Brief
Write the material out again in full, exactly.

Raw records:
-=-=-
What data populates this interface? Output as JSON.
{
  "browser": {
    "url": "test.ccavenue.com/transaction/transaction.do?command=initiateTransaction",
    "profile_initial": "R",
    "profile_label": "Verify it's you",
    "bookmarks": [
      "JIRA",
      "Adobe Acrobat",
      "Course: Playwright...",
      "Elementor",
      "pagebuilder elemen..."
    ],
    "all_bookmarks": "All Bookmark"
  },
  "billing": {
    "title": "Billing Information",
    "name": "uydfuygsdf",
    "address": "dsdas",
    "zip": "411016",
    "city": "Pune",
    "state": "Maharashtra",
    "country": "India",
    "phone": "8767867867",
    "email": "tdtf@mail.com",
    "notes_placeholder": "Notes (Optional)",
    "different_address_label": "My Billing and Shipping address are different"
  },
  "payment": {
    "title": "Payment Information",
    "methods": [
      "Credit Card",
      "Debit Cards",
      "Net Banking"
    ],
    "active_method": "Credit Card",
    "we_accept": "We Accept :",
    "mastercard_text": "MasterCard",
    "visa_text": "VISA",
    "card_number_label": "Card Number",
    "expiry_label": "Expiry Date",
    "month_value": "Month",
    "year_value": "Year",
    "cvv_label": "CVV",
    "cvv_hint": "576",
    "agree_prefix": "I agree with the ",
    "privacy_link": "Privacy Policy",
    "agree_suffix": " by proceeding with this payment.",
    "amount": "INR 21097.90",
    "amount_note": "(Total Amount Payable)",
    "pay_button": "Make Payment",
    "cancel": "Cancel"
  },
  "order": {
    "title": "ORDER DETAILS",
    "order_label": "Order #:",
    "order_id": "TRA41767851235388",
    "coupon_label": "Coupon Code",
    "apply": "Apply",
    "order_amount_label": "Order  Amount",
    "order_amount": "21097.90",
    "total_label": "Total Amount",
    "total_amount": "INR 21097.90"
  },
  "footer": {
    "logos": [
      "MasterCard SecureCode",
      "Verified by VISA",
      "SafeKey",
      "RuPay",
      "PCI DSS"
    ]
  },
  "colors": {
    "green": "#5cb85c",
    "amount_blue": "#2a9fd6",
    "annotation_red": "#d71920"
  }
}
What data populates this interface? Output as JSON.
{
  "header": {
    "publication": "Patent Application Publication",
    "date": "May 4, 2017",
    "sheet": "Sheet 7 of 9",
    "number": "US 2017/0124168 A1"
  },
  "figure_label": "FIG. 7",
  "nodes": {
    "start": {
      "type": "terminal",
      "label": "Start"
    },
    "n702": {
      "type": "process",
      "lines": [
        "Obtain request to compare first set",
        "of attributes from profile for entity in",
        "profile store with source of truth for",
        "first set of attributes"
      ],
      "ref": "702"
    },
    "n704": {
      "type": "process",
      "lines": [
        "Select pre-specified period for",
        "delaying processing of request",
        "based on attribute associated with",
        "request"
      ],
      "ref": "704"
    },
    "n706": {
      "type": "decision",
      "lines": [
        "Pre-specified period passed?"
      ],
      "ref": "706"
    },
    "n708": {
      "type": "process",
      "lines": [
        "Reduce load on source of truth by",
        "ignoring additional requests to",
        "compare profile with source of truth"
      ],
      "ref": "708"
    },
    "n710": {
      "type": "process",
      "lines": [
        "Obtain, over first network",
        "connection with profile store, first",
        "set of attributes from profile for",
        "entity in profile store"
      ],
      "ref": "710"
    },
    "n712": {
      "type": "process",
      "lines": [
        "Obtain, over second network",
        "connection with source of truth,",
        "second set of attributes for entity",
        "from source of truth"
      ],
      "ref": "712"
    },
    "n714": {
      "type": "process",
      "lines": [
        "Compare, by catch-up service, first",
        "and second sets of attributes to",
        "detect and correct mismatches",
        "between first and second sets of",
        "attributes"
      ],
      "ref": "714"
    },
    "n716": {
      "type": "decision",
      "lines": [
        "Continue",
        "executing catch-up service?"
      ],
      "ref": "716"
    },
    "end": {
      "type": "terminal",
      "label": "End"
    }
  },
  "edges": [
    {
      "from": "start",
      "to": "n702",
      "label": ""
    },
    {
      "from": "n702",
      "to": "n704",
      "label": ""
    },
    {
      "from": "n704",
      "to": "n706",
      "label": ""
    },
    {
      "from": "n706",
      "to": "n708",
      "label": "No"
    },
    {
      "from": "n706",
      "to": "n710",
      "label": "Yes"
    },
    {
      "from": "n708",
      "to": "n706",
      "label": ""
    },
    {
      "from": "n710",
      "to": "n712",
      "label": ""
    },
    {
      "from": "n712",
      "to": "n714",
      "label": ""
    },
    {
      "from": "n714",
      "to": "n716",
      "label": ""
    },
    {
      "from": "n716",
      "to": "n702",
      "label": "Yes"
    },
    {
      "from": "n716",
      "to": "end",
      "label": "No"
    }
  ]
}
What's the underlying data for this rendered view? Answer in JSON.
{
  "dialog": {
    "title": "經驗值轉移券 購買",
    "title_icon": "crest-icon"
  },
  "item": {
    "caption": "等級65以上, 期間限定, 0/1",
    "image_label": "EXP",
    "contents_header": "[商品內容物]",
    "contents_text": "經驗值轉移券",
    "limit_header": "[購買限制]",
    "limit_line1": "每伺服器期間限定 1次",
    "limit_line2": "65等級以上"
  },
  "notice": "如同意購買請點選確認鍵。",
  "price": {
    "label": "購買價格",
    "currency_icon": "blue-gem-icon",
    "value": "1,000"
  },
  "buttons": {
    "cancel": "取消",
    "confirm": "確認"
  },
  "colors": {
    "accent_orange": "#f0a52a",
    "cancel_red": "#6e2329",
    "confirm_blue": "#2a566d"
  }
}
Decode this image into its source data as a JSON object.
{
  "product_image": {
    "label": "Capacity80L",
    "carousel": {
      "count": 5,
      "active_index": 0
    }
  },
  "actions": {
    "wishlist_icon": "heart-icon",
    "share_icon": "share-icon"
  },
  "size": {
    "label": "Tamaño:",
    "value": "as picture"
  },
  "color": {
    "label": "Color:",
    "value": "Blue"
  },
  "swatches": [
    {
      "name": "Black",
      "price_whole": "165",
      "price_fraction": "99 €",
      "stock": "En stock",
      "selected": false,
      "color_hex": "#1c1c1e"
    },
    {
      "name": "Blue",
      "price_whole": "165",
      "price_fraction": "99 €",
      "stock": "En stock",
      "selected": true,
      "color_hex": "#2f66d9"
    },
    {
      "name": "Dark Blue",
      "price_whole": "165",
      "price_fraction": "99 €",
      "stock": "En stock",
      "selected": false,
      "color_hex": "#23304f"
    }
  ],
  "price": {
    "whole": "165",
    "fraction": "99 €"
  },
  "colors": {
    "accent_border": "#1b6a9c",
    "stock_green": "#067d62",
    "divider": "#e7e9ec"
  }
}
-=-=-
Answer
What data populates this interface? Output as JSON.
{
  "browser": {
    "url": "test.ccavenue.com/transaction/transaction.do?command=initiateTransaction",
    "profile_initial": "R",
    "profile_label": "Verify it's you",
    "bookmarks": [
      "JIRA",
      "Adobe Acrobat",
      "Course: Playwright...",
      "Elementor",
      "pagebuilder elemen..."
    ],
    "all_bookmarks": "All Bookmark"
  },
  "billing": {
    "title": "Billing Information",
    "name": "uydfuygsdf",
    "address": "dsdas",
    "zip": "411016",
    "city": "Pune",
    "state": "Maharashtra",
    "country": "India",
    "phone": "8767867867",
    "email": "tdtf@mail.com",
    "notes_placeholder": "Notes (Optional)",
    "different_address_label": "My Billing and Shipping address are different"
  },
  "payment": {
    "title": "Payment Information",
    "methods": [
      "Credit Card",
      "Debit Cards",
      "Net Banking"
    ],
    "active_method": "Credit Card",
    "we_accept": "We Accept :",
    "mastercard_text": "MasterCard",
    "visa_text": "VISA",
    "card_number_label": "Card Number",
    "expiry_label": "Expiry Date",
    "month_value": "Month",
    "year_value": "Year",
    "cvv_label": "CVV",
    "cvv_hint": "576",
    "agree_prefix": "I agree with the ",
    "privacy_link": "Privacy Policy",
    "agree_suffix": " by proceeding with this payment.",
    "amount": "INR 21097.90",
    "amount_note": "(Total Amount Payable)",
    "pay_button": "Make Payment",
    "cancel": "Cancel"
  },
  "order": {
    "title": "ORDER DETAILS",
    "order_label": "Order #:",
    "order_id": "TRA41767851235388",
    "coupon_label": "Coupon Code",
    "apply": "Apply",
    "order_amount_label": "Order  Amount",
    "order_amount": "21097.90",
    "total_label": "Total Amount",
    "total_amount": "INR 21097.90"
  },
  "footer": {
    "logos": [
      "MasterCard SecureCode",
      "Verified by VISA",
      "SafeKey",
      "RuPay",
      "PCI DSS"
    ]
  },
  "colors": {
    "green": "#5cb85c",
    "amount_blue": "#2a9fd6",
    "annotation_red": "#d71920"
  }
}
What data populates this interface? Output as JSON.
{
  "header": {
    "publication": "Patent Application Publication",
    "date": "May 4, 2017",
    "sheet": "Sheet 7 of 9",
    "number": "US 2017/0124168 A1"
  },
  "figure_label": "FIG. 7",
  "nodes": {
    "start": {
      "type": "terminal",
      "label": "Start"
    },
    "n702": {
      "type": "process",
      "lines": [
        "Obtain request to compare first set",
        "of attributes from profile for entity in",
        "profile store with source of truth for",
        "first set of attributes"
      ],
      "ref": "702"
    },
    "n704": {
      "type": "process",
      "lines": [
        "Select pre-specified period for",
        "delaying processing of request",
        "based on attribute associated with",
        "request"
      ],
      "ref": "704"
    },
    "n706": {
      "type": "decision",
      "lines": [
        "Pre-specified period passed?"
      ],
      "ref": "706"
    },
    "n708": {
      "type": "process",
      "lines": [
        "Reduce load on source of truth by",
        "ignoring additional requests to",
        "compare profile with source of truth"
      ],
      "ref": "708"
    },
    "n710": {
      "type": "process",
      "lines": [
        "Obtain, over first network",
        "connection with profile store, first",
        "set of attributes from profile for",
        "entity in profile store"
      ],
      "ref": "710"
    },
    "n712": {
      "type": "process",
      "lines": [
        "Obtain, over second network",
        "connection with source of truth,",
        "second set of attributes for entity",
        "from source of truth"
      ],
      "ref": "712"
    },
    "n714": {
      "type": "process",
      "lines": [
        "Compare, by catch-up service, first",
        "and second sets of attributes to",
        "detect and correct mismatches",
        "between first and second sets of",
        "attributes"
      ],
      "ref": "714"
    },
    "n716": {
      "type": "decision",
      "lines": [
        "Continue",
        "executing catch-up service?"
      ],
      "ref": "716"
    },
    "end": {
      "type": "terminal",
      "label": "End"
    }
  },
  "edges": [
    {
      "from": "start",
      "to": "n702",
      "label": ""
    },
    {
      "from": "n702",
      "to": "n704",
      "label": ""
    },
    {
      "from": "n704",
      "to": "n706",
      "label": ""
    },
    {
      "from": "n706",
      "to": "n708",
      "label": "No"
    },
    {
      "from": "n706",
      "to": "n710",
      "label": "Yes"
    },
    {
      "from": "n708",
      "to": "n706",
      "label": ""
    },
    {
      "from": "n710",
      "to": "n712",
      "label": ""
    },
    {
      "from": "n712",
      "to": "n714",
      "label": ""
    },
    {
      "from": "n714",
      "to": "n716",
      "label": ""
    },
    {
      "from": "n716",
      "to": "n702",
      "label": "Yes"
    },
    {
      "from": "n716",
      "to": "end",
      "label": "No"
    }
  ]
}
What's the underlying data for this rendered view? Answer in JSON.
{
  "dialog": {
    "title": "經驗值轉移券 購買",
    "title_icon": "crest-icon"
  },
  "item": {
    "caption": "等級65以上, 期間限定, 0/1",
    "image_label": "EXP",
    "contents_header": "[商品內容物]",
    "contents_text": "經驗值轉移券",
    "limit_header": "[購買限制]",
    "limit_line1": "每伺服器期間限定 1次",
    "limit_line2": "65等級以上"
  },
  "notice": "如同意購買請點選確認鍵。",
  "price": {
    "label": "購買價格",
    "currency_icon": "blue-gem-icon",
    "value": "1,000"
  },
  "buttons": {
    "cancel": "取消",
    "confirm": "確認"
  },
  "colors": {
    "accent_orange": "#f0a52a",
    "cancel_red": "#6e2329",
    "confirm_blue": "#2a566d"
  }
}
Decode this image into its source data as a JSON object.
{
  "product_image": {
    "label": "Capacity80L",
    "carousel": {
      "count": 5,
      "active_index": 0
    }
  },
  "actions": {
    "wishlist_icon": "heart-icon",
    "share_icon": "share-icon"
  },
  "size": {
    "label": "Tamaño:",
    "value": "as picture"
  },
  "color": {
    "label": "Color:",
    "value": "Blue"
  },
  "swatches": [
    {
      "name": "Black",
      "price_whole": "165",
      "price_fraction": "99 €",
      "stock": "En stock",
      "selected": false,
      "color_hex": "#1c1c1e"
    },
    {
      "name": "Blue",
      "price_whole": "165",
      "price_fraction": "99 €",
      "stock": "En stock",
      "selected": true,
      "color_hex": "#2f66d9"
    },
    {
      "name": "Dark Blue",
      "price_whole": "165",
      "price_fraction": "99 €",
      "stock": "En stock",
      "selected": false,
      "color_hex": "#23304f"
    }
  ],
  "price": {
    "whole": "165",
    "fraction": "99 €"
  },
  "colors": {
    "accent_border": "#1b6a9c",
    "stock_green": "#067d62",
    "divider": "#e7e9ec"
  }
}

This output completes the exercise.